Exercise: Looking at the data below, count the lines that contain the string "sıklıkla". Write only the total.

________

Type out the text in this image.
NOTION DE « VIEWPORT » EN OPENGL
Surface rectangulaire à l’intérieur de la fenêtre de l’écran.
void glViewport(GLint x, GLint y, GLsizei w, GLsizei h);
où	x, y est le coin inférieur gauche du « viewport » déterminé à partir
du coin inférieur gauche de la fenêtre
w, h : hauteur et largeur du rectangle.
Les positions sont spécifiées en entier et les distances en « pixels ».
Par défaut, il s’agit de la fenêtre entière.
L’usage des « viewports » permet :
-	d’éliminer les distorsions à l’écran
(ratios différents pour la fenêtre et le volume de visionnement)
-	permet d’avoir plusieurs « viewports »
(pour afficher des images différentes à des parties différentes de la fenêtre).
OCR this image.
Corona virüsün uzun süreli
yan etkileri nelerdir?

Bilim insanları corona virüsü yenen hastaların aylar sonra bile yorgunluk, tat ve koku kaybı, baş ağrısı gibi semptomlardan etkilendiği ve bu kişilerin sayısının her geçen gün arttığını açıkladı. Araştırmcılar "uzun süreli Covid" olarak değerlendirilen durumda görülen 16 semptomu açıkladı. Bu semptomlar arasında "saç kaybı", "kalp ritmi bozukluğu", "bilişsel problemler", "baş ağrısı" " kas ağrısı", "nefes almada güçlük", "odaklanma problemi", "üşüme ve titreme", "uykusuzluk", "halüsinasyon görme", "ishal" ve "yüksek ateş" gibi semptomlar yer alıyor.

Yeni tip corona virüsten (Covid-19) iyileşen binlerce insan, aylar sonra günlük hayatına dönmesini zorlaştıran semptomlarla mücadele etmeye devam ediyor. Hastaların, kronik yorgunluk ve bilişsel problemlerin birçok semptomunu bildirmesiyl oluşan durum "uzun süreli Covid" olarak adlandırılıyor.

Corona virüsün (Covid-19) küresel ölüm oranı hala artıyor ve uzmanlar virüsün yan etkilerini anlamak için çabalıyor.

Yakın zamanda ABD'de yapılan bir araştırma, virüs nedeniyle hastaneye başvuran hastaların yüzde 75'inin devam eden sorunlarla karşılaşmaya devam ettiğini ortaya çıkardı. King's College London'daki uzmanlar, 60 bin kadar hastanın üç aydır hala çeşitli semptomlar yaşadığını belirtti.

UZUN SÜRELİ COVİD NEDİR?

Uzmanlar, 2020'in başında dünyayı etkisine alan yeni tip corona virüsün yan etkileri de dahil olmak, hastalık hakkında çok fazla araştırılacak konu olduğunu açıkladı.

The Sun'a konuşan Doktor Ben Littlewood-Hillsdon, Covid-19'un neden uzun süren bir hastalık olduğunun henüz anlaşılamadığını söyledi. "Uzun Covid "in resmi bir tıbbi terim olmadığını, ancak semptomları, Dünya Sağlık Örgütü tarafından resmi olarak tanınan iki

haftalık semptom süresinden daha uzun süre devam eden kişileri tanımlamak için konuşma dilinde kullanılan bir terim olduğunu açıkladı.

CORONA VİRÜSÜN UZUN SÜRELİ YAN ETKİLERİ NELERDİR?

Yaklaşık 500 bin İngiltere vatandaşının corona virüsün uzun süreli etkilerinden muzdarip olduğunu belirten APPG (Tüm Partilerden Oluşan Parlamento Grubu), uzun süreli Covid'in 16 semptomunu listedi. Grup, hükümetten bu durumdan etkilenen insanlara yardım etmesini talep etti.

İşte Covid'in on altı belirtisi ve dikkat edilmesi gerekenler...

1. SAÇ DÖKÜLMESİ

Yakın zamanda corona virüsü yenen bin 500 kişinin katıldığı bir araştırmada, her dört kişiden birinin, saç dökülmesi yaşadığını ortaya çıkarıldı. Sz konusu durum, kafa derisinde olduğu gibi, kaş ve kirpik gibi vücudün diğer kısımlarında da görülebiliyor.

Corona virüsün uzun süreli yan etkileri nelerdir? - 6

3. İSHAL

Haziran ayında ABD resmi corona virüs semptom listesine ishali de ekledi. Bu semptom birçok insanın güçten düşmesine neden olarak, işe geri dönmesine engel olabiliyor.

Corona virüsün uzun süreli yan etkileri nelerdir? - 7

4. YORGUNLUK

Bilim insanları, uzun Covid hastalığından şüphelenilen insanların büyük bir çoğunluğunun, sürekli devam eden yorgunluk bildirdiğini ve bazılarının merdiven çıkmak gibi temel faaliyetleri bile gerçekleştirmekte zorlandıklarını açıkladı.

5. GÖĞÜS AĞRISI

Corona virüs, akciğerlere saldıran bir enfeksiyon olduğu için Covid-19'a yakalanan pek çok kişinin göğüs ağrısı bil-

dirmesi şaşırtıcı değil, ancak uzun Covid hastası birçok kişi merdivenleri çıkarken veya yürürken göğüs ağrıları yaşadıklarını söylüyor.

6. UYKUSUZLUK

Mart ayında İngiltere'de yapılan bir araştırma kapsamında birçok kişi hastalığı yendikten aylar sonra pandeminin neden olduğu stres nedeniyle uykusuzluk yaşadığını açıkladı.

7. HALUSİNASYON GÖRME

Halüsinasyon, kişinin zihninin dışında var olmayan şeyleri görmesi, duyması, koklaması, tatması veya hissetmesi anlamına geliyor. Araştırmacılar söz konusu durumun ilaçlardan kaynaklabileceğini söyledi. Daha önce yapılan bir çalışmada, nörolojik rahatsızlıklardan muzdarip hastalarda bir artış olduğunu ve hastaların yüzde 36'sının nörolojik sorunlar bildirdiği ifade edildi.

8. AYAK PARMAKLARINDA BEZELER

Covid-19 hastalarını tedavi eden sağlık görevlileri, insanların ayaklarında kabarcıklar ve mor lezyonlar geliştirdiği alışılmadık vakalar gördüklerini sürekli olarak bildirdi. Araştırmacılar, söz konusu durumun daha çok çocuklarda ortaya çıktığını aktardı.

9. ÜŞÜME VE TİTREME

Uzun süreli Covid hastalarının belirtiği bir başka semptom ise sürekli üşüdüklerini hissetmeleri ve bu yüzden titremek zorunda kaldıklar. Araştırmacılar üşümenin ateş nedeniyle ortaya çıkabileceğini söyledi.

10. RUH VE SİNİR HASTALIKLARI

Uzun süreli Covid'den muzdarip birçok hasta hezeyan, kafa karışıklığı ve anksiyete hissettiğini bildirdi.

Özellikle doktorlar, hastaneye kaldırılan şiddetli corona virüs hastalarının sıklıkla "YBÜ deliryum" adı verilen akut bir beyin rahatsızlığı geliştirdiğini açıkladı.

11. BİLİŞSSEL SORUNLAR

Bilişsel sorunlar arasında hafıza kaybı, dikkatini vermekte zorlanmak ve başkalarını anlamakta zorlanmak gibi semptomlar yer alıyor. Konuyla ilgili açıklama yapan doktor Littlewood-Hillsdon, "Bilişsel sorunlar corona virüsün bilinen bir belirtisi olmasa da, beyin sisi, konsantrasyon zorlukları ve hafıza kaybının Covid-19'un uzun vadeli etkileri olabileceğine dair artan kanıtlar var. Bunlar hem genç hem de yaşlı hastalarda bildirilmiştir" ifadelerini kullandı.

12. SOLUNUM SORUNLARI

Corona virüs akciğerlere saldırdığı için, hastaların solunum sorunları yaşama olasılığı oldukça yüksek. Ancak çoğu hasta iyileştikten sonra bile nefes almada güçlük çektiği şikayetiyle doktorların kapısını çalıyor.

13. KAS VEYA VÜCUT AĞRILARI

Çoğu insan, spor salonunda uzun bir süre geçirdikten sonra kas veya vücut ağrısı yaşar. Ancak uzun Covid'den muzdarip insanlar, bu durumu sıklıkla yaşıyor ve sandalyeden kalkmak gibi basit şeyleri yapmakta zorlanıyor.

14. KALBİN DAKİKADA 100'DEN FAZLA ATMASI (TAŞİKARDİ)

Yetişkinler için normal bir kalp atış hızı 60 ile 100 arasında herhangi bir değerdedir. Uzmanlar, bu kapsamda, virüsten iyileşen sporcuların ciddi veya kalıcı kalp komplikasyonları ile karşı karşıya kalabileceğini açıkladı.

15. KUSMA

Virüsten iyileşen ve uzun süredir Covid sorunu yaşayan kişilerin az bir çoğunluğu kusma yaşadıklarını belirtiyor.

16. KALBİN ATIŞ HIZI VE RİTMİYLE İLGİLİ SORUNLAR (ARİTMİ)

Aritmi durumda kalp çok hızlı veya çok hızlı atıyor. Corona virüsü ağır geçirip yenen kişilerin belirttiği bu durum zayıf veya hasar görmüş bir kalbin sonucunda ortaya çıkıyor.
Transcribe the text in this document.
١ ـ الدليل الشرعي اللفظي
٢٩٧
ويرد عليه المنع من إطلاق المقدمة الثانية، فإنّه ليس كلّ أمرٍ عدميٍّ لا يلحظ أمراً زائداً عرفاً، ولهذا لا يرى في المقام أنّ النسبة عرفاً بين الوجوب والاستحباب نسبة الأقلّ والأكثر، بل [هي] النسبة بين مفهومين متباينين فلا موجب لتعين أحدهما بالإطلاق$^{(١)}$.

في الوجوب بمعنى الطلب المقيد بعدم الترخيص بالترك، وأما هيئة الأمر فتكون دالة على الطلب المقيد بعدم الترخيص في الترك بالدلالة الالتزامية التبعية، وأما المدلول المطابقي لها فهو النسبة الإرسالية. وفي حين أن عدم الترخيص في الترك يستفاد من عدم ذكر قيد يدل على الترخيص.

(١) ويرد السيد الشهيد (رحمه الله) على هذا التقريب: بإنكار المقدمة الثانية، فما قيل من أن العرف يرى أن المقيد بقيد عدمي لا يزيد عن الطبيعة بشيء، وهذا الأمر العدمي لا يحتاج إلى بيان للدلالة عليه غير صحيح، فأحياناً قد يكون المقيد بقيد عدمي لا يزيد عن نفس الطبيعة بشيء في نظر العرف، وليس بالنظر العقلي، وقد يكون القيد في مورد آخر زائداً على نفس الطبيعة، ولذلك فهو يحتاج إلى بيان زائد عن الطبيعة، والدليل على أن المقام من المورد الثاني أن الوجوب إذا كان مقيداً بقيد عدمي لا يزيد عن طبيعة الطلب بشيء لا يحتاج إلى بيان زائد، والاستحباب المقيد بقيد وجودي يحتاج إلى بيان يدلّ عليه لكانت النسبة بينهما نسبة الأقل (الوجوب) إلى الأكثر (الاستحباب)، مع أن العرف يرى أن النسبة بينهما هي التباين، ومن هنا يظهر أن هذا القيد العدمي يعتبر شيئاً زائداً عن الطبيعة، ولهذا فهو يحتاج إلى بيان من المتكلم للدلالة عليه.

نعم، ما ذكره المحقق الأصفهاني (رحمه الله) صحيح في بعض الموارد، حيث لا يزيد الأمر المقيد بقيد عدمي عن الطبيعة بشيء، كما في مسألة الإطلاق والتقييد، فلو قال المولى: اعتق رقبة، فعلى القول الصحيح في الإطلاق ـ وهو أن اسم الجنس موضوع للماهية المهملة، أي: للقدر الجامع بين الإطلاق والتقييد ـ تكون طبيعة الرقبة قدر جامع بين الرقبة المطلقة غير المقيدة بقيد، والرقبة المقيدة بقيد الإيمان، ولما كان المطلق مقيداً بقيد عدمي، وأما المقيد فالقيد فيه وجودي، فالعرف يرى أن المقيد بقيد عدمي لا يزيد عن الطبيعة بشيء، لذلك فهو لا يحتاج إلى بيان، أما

________

Completed exercise: 2